● Task details: Each entry below is to be transcribed exactly.
----- Extracted data
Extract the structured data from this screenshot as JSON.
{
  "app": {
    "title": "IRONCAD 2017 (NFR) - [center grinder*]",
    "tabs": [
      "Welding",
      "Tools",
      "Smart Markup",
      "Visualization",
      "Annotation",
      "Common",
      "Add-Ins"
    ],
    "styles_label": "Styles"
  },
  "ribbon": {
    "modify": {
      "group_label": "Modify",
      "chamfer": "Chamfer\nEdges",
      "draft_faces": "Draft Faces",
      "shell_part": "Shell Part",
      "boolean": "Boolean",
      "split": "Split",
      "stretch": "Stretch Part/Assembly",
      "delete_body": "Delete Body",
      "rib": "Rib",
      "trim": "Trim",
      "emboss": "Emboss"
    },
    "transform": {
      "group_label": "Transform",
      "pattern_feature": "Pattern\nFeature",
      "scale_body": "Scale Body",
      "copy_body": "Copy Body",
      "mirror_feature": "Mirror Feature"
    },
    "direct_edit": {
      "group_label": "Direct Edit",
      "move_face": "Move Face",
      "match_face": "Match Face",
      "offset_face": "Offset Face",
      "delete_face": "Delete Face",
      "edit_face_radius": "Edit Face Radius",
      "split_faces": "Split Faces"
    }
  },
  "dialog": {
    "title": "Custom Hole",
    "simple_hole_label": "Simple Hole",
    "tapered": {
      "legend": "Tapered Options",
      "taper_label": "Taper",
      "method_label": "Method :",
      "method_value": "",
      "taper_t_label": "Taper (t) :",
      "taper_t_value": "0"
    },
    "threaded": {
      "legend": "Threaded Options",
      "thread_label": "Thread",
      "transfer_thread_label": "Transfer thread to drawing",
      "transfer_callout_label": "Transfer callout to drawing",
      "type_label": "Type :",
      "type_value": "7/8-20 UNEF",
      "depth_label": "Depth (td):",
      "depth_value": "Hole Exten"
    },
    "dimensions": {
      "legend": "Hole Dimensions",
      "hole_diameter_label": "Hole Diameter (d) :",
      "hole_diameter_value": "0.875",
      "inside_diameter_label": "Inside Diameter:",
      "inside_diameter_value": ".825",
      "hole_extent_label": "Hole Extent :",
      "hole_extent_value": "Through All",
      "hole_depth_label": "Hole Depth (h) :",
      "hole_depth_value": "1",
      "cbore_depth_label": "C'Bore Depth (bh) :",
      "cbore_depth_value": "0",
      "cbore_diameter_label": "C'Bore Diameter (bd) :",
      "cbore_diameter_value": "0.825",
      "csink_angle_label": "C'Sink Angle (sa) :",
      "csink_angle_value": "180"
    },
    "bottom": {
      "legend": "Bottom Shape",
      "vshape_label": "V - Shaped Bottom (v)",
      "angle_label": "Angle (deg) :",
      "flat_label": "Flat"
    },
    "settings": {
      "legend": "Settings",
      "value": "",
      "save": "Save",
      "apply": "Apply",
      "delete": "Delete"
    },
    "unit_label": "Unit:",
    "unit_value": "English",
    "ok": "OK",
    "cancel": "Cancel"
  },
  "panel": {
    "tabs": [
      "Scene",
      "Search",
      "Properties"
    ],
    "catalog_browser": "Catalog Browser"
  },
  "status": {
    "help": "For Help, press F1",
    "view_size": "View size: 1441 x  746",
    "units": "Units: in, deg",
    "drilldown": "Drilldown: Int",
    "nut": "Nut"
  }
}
----------
● Full solution:
Extract the structured data from this screenshot as JSON.
{
  "app": {
    "title": "IRONCAD 2017 (NFR) - [center grinder*]",
    "tabs": [
      "Welding",
      "Tools",
      "Smart Markup",
      "Visualization",
      "Annotation",
      "Common",
      "Add-Ins"
    ],
    "styles_label": "Styles"
  },
  "ribbon": {
    "modify": {
      "group_label": "Modify",
      "chamfer": "Chamfer\nEdges",
      "draft_faces": "Draft Faces",
      "shell_part": "Shell Part",
      "boolean": "Boolean",
      "split": "Split",
      "stretch": "Stretch Part/Assembly",
      "delete_body": "Delete Body",
      "rib": "Rib",
      "trim": "Trim",
      "emboss": "Emboss"
    },
    "transform": {
      "group_label": "Transform",
      "pattern_feature": "Pattern\nFeature",
      "scale_body": "Scale Body",
      "copy_body": "Copy Body",
      "mirror_feature": "Mirror Feature"
    },
    "direct_edit": {
      "group_label": "Direct Edit",
      "move_face": "Move Face",
      "match_face": "Match Face",
      "offset_face": "Offset Face",
      "delete_face": "Delete Face",
      "edit_face_radius": "Edit Face Radius",
      "split_faces": "Split Faces"
    }
  },
  "dialog": {
    "title": "Custom Hole",
    "simple_hole_label": "Simple Hole",
    "tapered": {
      "legend": "Tapered Options",
      "taper_label": "Taper",
      "method_label": "Method :",
      "method_value": "",
      "taper_t_label": "Taper (t) :",
      "taper_t_value": "0"
    },
    "threaded": {
      "legend": "Threaded Options",
      "thread_label": "Thread",
      "transfer_thread_label": "Transfer thread to drawing",
      "transfer_callout_label": "Transfer callout to drawing",
      "type_label": "Type :",
      "type_value": "7/8-20 UNEF",
      "depth_label": "Depth (td):",
      "depth_value": "Hole Exten"
    },
    "dimensions": {
      "legend": "Hole Dimensions",
      "hole_diameter_label": "Hole Diameter (d) :",
      "hole_diameter_value": "0.875",
      "inside_diameter_label": "Inside Diameter:",
      "inside_diameter_value": ".825",
      "hole_extent_label": "Hole Extent :",
      "hole_extent_value": "Through All",
      "hole_depth_label": "Hole Depth (h) :",
      "hole_depth_value": "1",
      "cbore_depth_label": "C'Bore Depth (bh) :",
      "cbore_depth_value": "0",
      "cbore_diameter_label": "C'Bore Diameter (bd) :",
      "cbore_diameter_value": "0.825",
      "csink_angle_label": "C'Sink Angle (sa) :",
      "csink_angle_value": "180"
    },
    "bottom": {
      "legend": "Bottom Shape",
      "vshape_label": "V - Shaped Bottom (v)",
      "angle_label": "Angle (deg) :",
      "flat_label": "Flat"
    },
    "settings": {
      "legend": "Settings",
      "value": "",
      "save": "Save",
      "apply": "Apply",
      "delete": "Delete"
    },
    "unit_label": "Unit:",
    "unit_value": "English",
    "ok": "OK",
    "cancel": "Cancel"
  },
  "panel": {
    "tabs": [
      "Scene",
      "Search",
      "Properties"
    ],
    "catalog_browser": "Catalog Browser"
  },
  "status": {
    "help": "For Help, press F1",
    "view_size": "View size: 1441 x  746",
    "units": "Units: in, deg",
    "drilldown": "Drilldown: Int",
    "nut": "Nut"
  }
}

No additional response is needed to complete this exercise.